Stated problem >>
Each line should be copied exactly.

-------- Data excerpts

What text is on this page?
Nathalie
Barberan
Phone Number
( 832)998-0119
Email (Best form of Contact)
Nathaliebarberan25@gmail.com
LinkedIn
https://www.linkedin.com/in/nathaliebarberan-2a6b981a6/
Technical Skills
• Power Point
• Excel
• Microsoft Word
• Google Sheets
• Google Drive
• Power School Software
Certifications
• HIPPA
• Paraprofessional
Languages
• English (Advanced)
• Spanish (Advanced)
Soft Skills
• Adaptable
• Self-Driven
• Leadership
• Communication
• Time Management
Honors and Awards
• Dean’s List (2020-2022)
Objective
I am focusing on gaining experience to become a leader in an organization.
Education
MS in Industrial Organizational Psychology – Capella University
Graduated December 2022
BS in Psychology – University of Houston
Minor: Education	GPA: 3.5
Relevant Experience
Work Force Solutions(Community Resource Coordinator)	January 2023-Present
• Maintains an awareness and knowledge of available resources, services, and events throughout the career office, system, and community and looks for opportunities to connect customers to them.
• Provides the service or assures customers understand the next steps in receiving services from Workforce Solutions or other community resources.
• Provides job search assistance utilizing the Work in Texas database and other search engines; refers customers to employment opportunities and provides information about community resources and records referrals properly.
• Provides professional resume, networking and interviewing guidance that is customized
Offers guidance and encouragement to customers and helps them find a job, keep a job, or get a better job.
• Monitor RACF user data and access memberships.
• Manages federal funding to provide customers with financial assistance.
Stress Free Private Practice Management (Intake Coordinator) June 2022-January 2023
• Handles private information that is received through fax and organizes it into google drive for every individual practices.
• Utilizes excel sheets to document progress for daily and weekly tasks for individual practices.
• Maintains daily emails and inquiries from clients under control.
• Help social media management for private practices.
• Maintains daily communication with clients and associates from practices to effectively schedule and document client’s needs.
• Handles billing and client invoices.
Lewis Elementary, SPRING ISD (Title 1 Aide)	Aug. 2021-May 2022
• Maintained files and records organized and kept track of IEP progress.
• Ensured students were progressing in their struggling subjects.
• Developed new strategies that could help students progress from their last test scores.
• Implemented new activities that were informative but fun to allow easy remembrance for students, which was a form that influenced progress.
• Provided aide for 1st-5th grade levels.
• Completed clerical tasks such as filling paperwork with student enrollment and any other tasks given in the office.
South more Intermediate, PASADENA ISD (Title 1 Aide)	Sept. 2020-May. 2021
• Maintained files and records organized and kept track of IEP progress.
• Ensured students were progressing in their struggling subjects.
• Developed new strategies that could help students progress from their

----------------

Completed exercise >>
What text is on this page?
Nathalie
Barberan
Phone Number
( 832)998-0119
Email (Best form of Contact)
Nathaliebarberan25@gmail.com
LinkedIn
https://www.linkedin.com/in/nathaliebarberan-2a6b981a6/
Technical Skills
• Power Point
• Excel
• Microsoft Word
• Google Sheets
• Google Drive
• Power School Software
Certifications
• HIPPA
• Paraprofessional
Languages
• English (Advanced)
• Spanish (Advanced)
Soft Skills
• Adaptable
• Self-Driven
• Leadership
• Communication
• Time Management
Honors and Awards
• Dean’s List (2020-2022)
Objective
I am focusing on gaining experience to become a leader in an organization.
Education
MS in Industrial Organizational Psychology – Capella University
Graduated December 2022
BS in Psychology – University of Houston
Minor: Education	GPA: 3.5
Relevant Experience
Work Force Solutions(Community Resource Coordinator)	January 2023-Present
• Maintains an awareness and knowledge of available resources, services, and events throughout the career office, system, and community and looks for opportunities to connect customers to them.
• Provides the service or assures customers understand the next steps in receiving services from Workforce Solutions or other community resources.
• Provides job search assistance utilizing the Work in Texas database and other search engines; refers customers to employment opportunities and provides information about community resources and records referrals properly.
• Provides professional resume, networking and interviewing guidance that is customized
Offers guidance and encouragement to customers and helps them find a job, keep a job, or get a better job.
• Monitor RACF user data and access memberships.
• Manages federal funding to provide customers with financial assistance.
Stress Free Private Practice Management (Intake Coordinator) June 2022-January 2023
• Handles private information that is received through fax and organizes it into google drive for every individual practices.
• Utilizes excel sheets to document progress for daily and weekly tasks for individual practices.
• Maintains daily emails and inquiries from clients under control.
• Help social media management for private practices.
• Maintains daily communication with clients and associates from practices to effectively schedule and document client’s needs.
• Handles billing and client invoices.
Lewis Elementary, SPRING ISD (Title 1 Aide)	Aug. 2021-May 2022
• Maintained files and records organized and kept track of IEP progress.
• Ensured students were progressing in their struggling subjects.
• Developed new strategies that could help students progress from their last test scores.
• Implemented new activities that were informative but fun to allow easy remembrance for students, which was a form that influenced progress.
• Provided aide for 1st-5th grade levels.
• Completed clerical tasks such as filling paperwork with student enrollment and any other tasks given in the office.
South more Intermediate, PASADENA ISD (Title 1 Aide)	Sept. 2020-May. 2021
• Maintained files and records organized and kept track of IEP progress.
• Ensured students were progressing in their struggling subjects.
• Developed new strategies that could help students progress from their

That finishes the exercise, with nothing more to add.